YOUR TASK
Repeat the records below exactly, leaving out every picture.

[BEGIN]

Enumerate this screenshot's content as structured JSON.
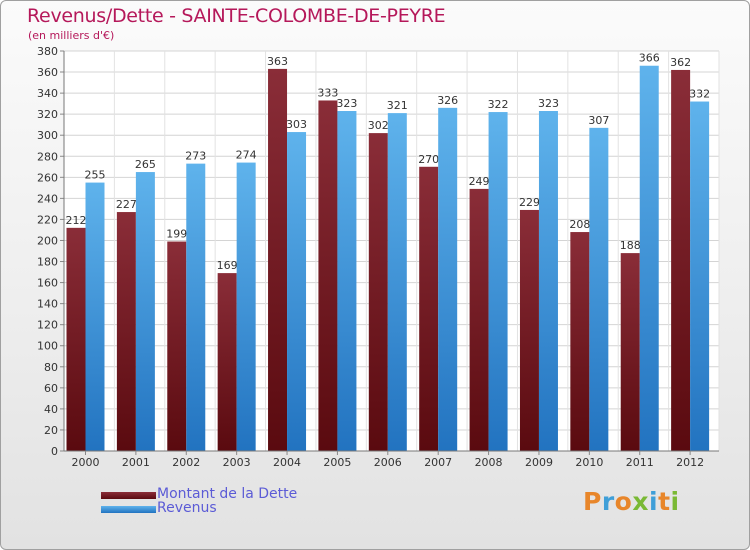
{
  "title": "Revenus/Dette - SAINTE-COLOMBE-DE-PEYRE",
  "subtitle": "(en milliers d'€)",
  "logo_text": "Proxiti",
  "colors": {
    "debt_top": "#8a2d38",
    "debt_bottom": "#5a0a0f",
    "revenue_top": "#5fb3ec",
    "revenue_bottom": "#2273c0",
    "title": "#b5185a",
    "legend_text": "#5b5bd6"
  },
  "chart_data": {
    "type": "bar",
    "title": "Revenus/Dette - SAINTE-COLOMBE-DE-PEYRE",
    "subtitle": "(en milliers d'€)",
    "categories": [
      "2000",
      "2001",
      "2002",
      "2003",
      "2004",
      "2005",
      "2006",
      "2007",
      "2008",
      "2009",
      "2010",
      "2011",
      "2012"
    ],
    "series": [
      {
        "name": "Montant de la Dette",
        "values": [
          212,
          227,
          199,
          169,
          363,
          333,
          302,
          270,
          249,
          229,
          208,
          188,
          362
        ]
      },
      {
        "name": "Revenus",
        "values": [
          255,
          265,
          273,
          274,
          303,
          323,
          321,
          326,
          322,
          323,
          307,
          366,
          332
        ]
      }
    ],
    "ylim": [
      0,
      380
    ],
    "yticks": [
      0,
      20,
      40,
      60,
      80,
      100,
      120,
      140,
      160,
      180,
      200,
      220,
      240,
      260,
      280,
      300,
      320,
      340,
      360,
      380
    ],
    "grid": true,
    "legend_position": "bottom-left",
    "data_labels": true
  }
}
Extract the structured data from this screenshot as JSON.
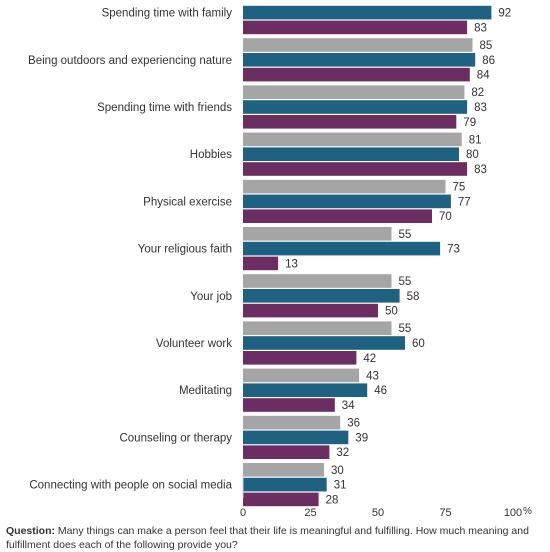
{
  "chart_data": {
    "type": "bar",
    "orientation": "horizontal",
    "categories": [
      "Spending time with family",
      "Being outdoors and experiencing nature",
      "Spending time with friends",
      "Hobbies",
      "Physical exercise",
      "Your religious faith",
      "Your job",
      "Volunteer work",
      "Meditating",
      "Counseling or therapy",
      "Connecting with people on social media"
    ],
    "series": [
      {
        "values": [
          null,
          85,
          82,
          81,
          75,
          55,
          55,
          55,
          43,
          36,
          30
        ],
        "color": "#a5a5a5"
      },
      {
        "values": [
          92,
          86,
          83,
          80,
          77,
          73,
          58,
          60,
          46,
          39,
          31
        ],
        "color": "#1f6180"
      },
      {
        "values": [
          83,
          84,
          79,
          83,
          70,
          13,
          50,
          42,
          34,
          32,
          28
        ],
        "color": "#6b2d62"
      }
    ],
    "x_ticks": [
      "0",
      "25",
      "50",
      "75",
      "100"
    ],
    "x_unit": "%",
    "xlim": [
      0,
      100
    ],
    "grid": false,
    "legend": "none"
  },
  "footnote": {
    "label": "Question:",
    "text": "Many things can make a person feel that their life is meaningful and fulfilling. How much meaning and fulfillment does each of the following provide you?"
  }
}
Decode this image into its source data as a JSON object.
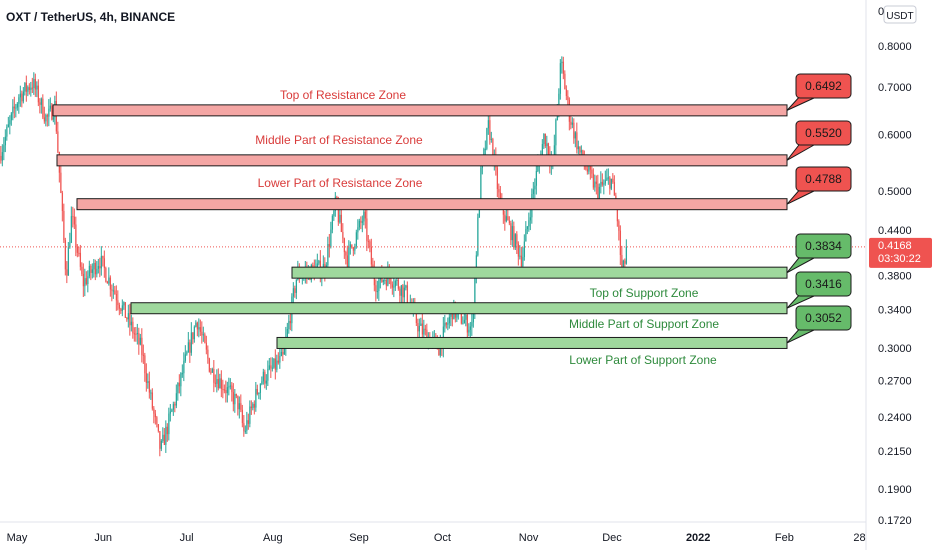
{
  "chart_data": {
    "type": "candlestick",
    "title": "OXT / TetherUS, 4h, BINANCE",
    "currency_badge": "USDT",
    "y_scale": "log",
    "ylim": [
      0.1705,
      0.86
    ],
    "x_ticks": [
      "May",
      "Jun",
      "Jul",
      "Aug",
      "Sep",
      "Oct",
      "Nov",
      "Dec",
      "2022",
      "Feb",
      "28"
    ],
    "y_ticks": [
      0.8,
      0.7,
      0.6,
      0.5,
      0.44,
      0.38,
      0.34,
      0.3,
      0.27,
      0.24,
      0.215,
      0.19
    ],
    "y_tick_labels": [
      "0.8000",
      "0.7000",
      "0.6000",
      "0.5000",
      "0.4400",
      "0.3800",
      "0.3400",
      "0.3000",
      "0.2700",
      "0.2400",
      "0.2150",
      "0.1900"
    ],
    "top_tick_label": "0",
    "bottom_tick_label": "0.1720",
    "current_price": {
      "value": 0.4168,
      "label": "0.4168",
      "countdown": "03:30:22"
    },
    "zones": [
      {
        "name": "Top of Resistance Zone",
        "value": 0.6492,
        "label": "0.6492",
        "kind": "resistance"
      },
      {
        "name": "Middle Part of Resistance Zone",
        "value": 0.552,
        "label": "0.5520",
        "kind": "resistance"
      },
      {
        "name": "Lower Part of Resistance Zone",
        "value": 0.4788,
        "label": "0.4788",
        "kind": "resistance"
      },
      {
        "name": "Top of Support Zone",
        "value": 0.3834,
        "label": "0.3834",
        "kind": "support"
      },
      {
        "name": "Middle Part of Support Zone",
        "value": 0.3416,
        "label": "0.3416",
        "kind": "support"
      },
      {
        "name": "Lower Part of Support Zone",
        "value": 0.3052,
        "label": "0.3052",
        "kind": "support"
      }
    ],
    "price_path": [
      {
        "date": "2021-04-25",
        "close": 0.56
      },
      {
        "date": "2021-05-02",
        "close": 0.68
      },
      {
        "date": "2021-05-07",
        "close": 0.71
      },
      {
        "date": "2021-05-12",
        "close": 0.63
      },
      {
        "date": "2021-05-15",
        "close": 0.66
      },
      {
        "date": "2021-05-19",
        "close": 0.38
      },
      {
        "date": "2021-05-21",
        "close": 0.46
      },
      {
        "date": "2021-05-25",
        "close": 0.37
      },
      {
        "date": "2021-05-31",
        "close": 0.4
      },
      {
        "date": "2021-06-07",
        "close": 0.35
      },
      {
        "date": "2021-06-15",
        "close": 0.3
      },
      {
        "date": "2021-06-22",
        "close": 0.215
      },
      {
        "date": "2021-06-28",
        "close": 0.26
      },
      {
        "date": "2021-07-05",
        "close": 0.33
      },
      {
        "date": "2021-07-10",
        "close": 0.28
      },
      {
        "date": "2021-07-20",
        "close": 0.25
      },
      {
        "date": "2021-07-22",
        "close": 0.228
      },
      {
        "date": "2021-07-28",
        "close": 0.27
      },
      {
        "date": "2021-08-05",
        "close": 0.29
      },
      {
        "date": "2021-08-10",
        "close": 0.38
      },
      {
        "date": "2021-08-20",
        "close": 0.39
      },
      {
        "date": "2021-08-24",
        "close": 0.48
      },
      {
        "date": "2021-08-28",
        "close": 0.4
      },
      {
        "date": "2021-09-03",
        "close": 0.46
      },
      {
        "date": "2021-09-07",
        "close": 0.37
      },
      {
        "date": "2021-09-12",
        "close": 0.38
      },
      {
        "date": "2021-09-18",
        "close": 0.36
      },
      {
        "date": "2021-09-23",
        "close": 0.32
      },
      {
        "date": "2021-09-30",
        "close": 0.3
      },
      {
        "date": "2021-10-05",
        "close": 0.34
      },
      {
        "date": "2021-10-12",
        "close": 0.32
      },
      {
        "date": "2021-10-15",
        "close": 0.52
      },
      {
        "date": "2021-10-18",
        "close": 0.62
      },
      {
        "date": "2021-10-22",
        "close": 0.48
      },
      {
        "date": "2021-10-30",
        "close": 0.4
      },
      {
        "date": "2021-11-03",
        "close": 0.5
      },
      {
        "date": "2021-11-07",
        "close": 0.6
      },
      {
        "date": "2021-11-10",
        "close": 0.54
      },
      {
        "date": "2021-11-13",
        "close": 0.76
      },
      {
        "date": "2021-11-16",
        "close": 0.64
      },
      {
        "date": "2021-11-20",
        "close": 0.56
      },
      {
        "date": "2021-11-26",
        "close": 0.5
      },
      {
        "date": "2021-12-01",
        "close": 0.52
      },
      {
        "date": "2021-12-03",
        "close": 0.47
      },
      {
        "date": "2021-12-05",
        "close": 0.38
      },
      {
        "date": "2021-12-07",
        "close": 0.4168
      }
    ]
  }
}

[END]

TASK SOLUTION
Enumerate this screenshot's content as structured JSON.
{
  "title": "Revenus/Dette - SAINTE-COLOMBE-DE-PEYRE",
  "subtitle": "(en milliers d'€)",
  "logo_text": "Proxiti",
  "colors": {
    "debt_top": "#8a2d38",
    "debt_bottom": "#5a0a0f",
    "revenue_top": "#5fb3ec",
    "revenue_bottom": "#2273c0",
    "title": "#b5185a",
    "legend_text": "#5b5bd6"
  },
  "chart_data": {
    "type": "bar",
    "title": "Revenus/Dette - SAINTE-COLOMBE-DE-PEYRE",
    "subtitle": "(en milliers d'€)",
    "categories": [
      "2000",
      "2001",
      "2002",
      "2003",
      "2004",
      "2005",
      "2006",
      "2007",
      "2008",
      "2009",
      "2010",
      "2011",
      "2012"
    ],
    "series": [
      {
        "name": "Montant de la Dette",
        "values": [
          212,
          227,
          199,
          169,
          363,
          333,
          302,
          270,
          249,
          229,
          208,
          188,
          362
        ]
      },
      {
        "name": "Revenus",
        "values": [
          255,
          265,
          273,
          274,
          303,
          323,
          321,
          326,
          322,
          323,
          307,
          366,
          332
        ]
      }
    ],
    "ylim": [
      0,
      380
    ],
    "yticks": [
      0,
      20,
      40,
      60,
      80,
      100,
      120,
      140,
      160,
      180,
      200,
      220,
      240,
      260,
      280,
      300,
      320,
      340,
      360,
      380
    ],
    "grid": true,
    "legend_position": "bottom-left",
    "data_labels": true
  }
}
Extract the structured data from this screenshot as JSON.
{
  "chart_data": {
    "type": "bar",
    "orientation": "horizontal",
    "categories": [
      "Spending time with family",
      "Being outdoors and experiencing nature",
      "Spending time with friends",
      "Hobbies",
      "Physical exercise",
      "Your religious faith",
      "Your job",
      "Volunteer work",
      "Meditating",
      "Counseling or therapy",
      "Connecting with people on social media"
    ],
    "series": [
      {
        "values": [
          null,
          85,
          82,
          81,
          75,
          55,
          55,
          55,
          43,
          36,
          30
        ],
        "color": "#a5a5a5"
      },
      {
        "values": [
          92,
          86,
          83,
          80,
          77,
          73,
          58,
          60,
          46,
          39,
          31
        ],
        "color": "#1f6180"
      },
      {
        "values": [
          83,
          84,
          79,
          83,
          70,
          13,
          50,
          42,
          34,
          32,
          28
        ],
        "color": "#6b2d62"
      }
    ],
    "x_ticks": [
      "0",
      "25",
      "50",
      "75",
      "100"
    ],
    "x_unit": "%",
    "xlim": [
      0,
      100
    ],
    "grid": false,
    "legend": "none"
  },
  "footnote": {
    "label": "Question:",
    "text": "Many things can make a person feel that their life is meaningful and fulfilling. How much meaning and fulfillment does each of the following provide you?"
  }
}
Decode this image into its source data as a JSON object.
{
  "chart_data": {
    "type": "candlestick",
    "title": "OXT / TetherUS, 4h, BINANCE",
    "currency_badge": "USDT",
    "y_scale": "log",
    "ylim": [
      0.1705,
      0.86
    ],
    "x_ticks": [
      "May",
      "Jun",
      "Jul",
      "Aug",
      "Sep",
      "Oct",
      "Nov",
      "Dec",
      "2022",
      "Feb",
      "28"
    ],
    "y_ticks": [
      0.8,
      0.7,
      0.6,
      0.5,
      0.44,
      0.38,
      0.34,
      0.3,
      0.27,
      0.24,
      0.215,
      0.19
    ],
    "y_tick_labels": [
      "0.8000",
      "0.7000",
      "0.6000",
      "0.5000",
      "0.4400",
      "0.3800",
      "0.3400",
      "0.3000",
      "0.2700",
      "0.2400",
      "0.2150",
      "0.1900"
    ],
    "top_tick_label": "0",
    "bottom_tick_label": "0.1720",
    "current_price": {
      "value": 0.4168,
      "label": "0.4168",
      "countdown": "03:30:22"
    },
    "zones": [
      {
        "name": "Top of Resistance Zone",
        "value": 0.6492,
        "label": "0.6492",
        "kind": "resistance"
      },
      {
        "name": "Middle Part of Resistance Zone",
        "value": 0.552,
        "label": "0.5520",
        "kind": "resistance"
      },
      {
        "name": "Lower Part of Resistance Zone",
        "value": 0.4788,
        "label": "0.4788",
        "kind": "resistance"
      },
      {
        "name": "Top of Support Zone",
        "value": 0.3834,
        "label": "0.3834",
        "kind": "support"
      },
      {
        "name": "Middle Part of Support Zone",
        "value": 0.3416,
        "label": "0.3416",
        "kind": "support"
      },
      {
        "name": "Lower Part of Support Zone",
        "value": 0.3052,
        "label": "0.3052",
        "kind": "support"
      }
    ],
    "price_path": [
      {
        "date": "2021-04-25",
        "close": 0.56
      },
      {
        "date": "2021-05-02",
        "close": 0.68
      },
      {
        "date": "2021-05-07",
        "close": 0.71
      },
      {
        "date": "2021-05-12",
        "close": 0.63
      },
      {
        "date": "2021-05-15",
        "close": 0.66
      },
      {
        "date": "2021-05-19",
        "close": 0.38
      },
      {
        "date": "2021-05-21",
        "close": 0.46
      },
      {
        "date": "2021-05-25",
        "close": 0.37
      },
      {
        "date": "2021-05-31",
        "close": 0.4
      },
      {
        "date": "2021-06-07",
        "close": 0.35
      },
      {
        "date": "2021-06-15",
        "close": 0.3
      },
      {
        "date": "2021-06-22",
        "close": 0.215
      },
      {
        "date": "2021-06-28",
        "close": 0.26
      },
      {
        "date": "2021-07-05",
        "close": 0.33
      },
      {
        "date": "2021-07-10",
        "close": 0.28
      },
      {
        "date": "2021-07-20",
        "close": 0.25
      },
      {
        "date": "2021-07-22",
        "close": 0.228
      },
      {
        "date": "2021-07-28",
        "close": 0.27
      },
      {
        "date": "2021-08-05",
        "close": 0.29
      },
      {
        "date": "2021-08-10",
        "close": 0.38
      },
      {
        "date": "2021-08-20",
        "close": 0.39
      },
      {
        "date": "2021-08-24",
        "close": 0.48
      },
      {
        "date": "2021-08-28",
        "close": 0.4
      },
      {
        "date": "2021-09-03",
        "close": 0.46
      },
      {
        "date": "2021-09-07",
        "close": 0.37
      },
      {
        "date": "2021-09-12",
        "close": 0.38
      },
      {
        "date": "2021-09-18",
        "close": 0.36
      },
      {
        "date": "2021-09-23",
        "close": 0.32
      },
      {
        "date": "2021-09-30",
        "close": 0.3
      },
      {
        "date": "2021-10-05",
        "close": 0.34
      },
      {
        "date": "2021-10-12",
        "close": 0.32
      },
      {
        "date": "2021-10-15",
        "close": 0.52
      },
      {
        "date": "2021-10-18",
        "close": 0.62
      },
      {
        "date": "2021-10-22",
        "close": 0.48
      },
      {
        "date": "2021-10-30",
        "close": 0.4
      },
      {
        "date": "2021-11-03",
        "close": 0.5
      },
      {
        "date": "2021-11-07",
        "close": 0.6
      },
      {
        "date": "2021-11-10",
        "close": 0.54
      },
      {
        "date": "2021-11-13",
        "close": 0.76
      },
      {
        "date": "2021-11-16",
        "close": 0.64
      },
      {
        "date": "2021-11-20",
        "close": 0.56
      },
      {
        "date": "2021-11-26",
        "close": 0.5
      },
      {
        "date": "2021-12-01",
        "close": 0.52
      },
      {
        "date": "2021-12-03",
        "close": 0.47
      },
      {
        "date": "2021-12-05",
        "close": 0.38
      },
      {
        "date": "2021-12-07",
        "close": 0.4168
      }
    ]
  }
}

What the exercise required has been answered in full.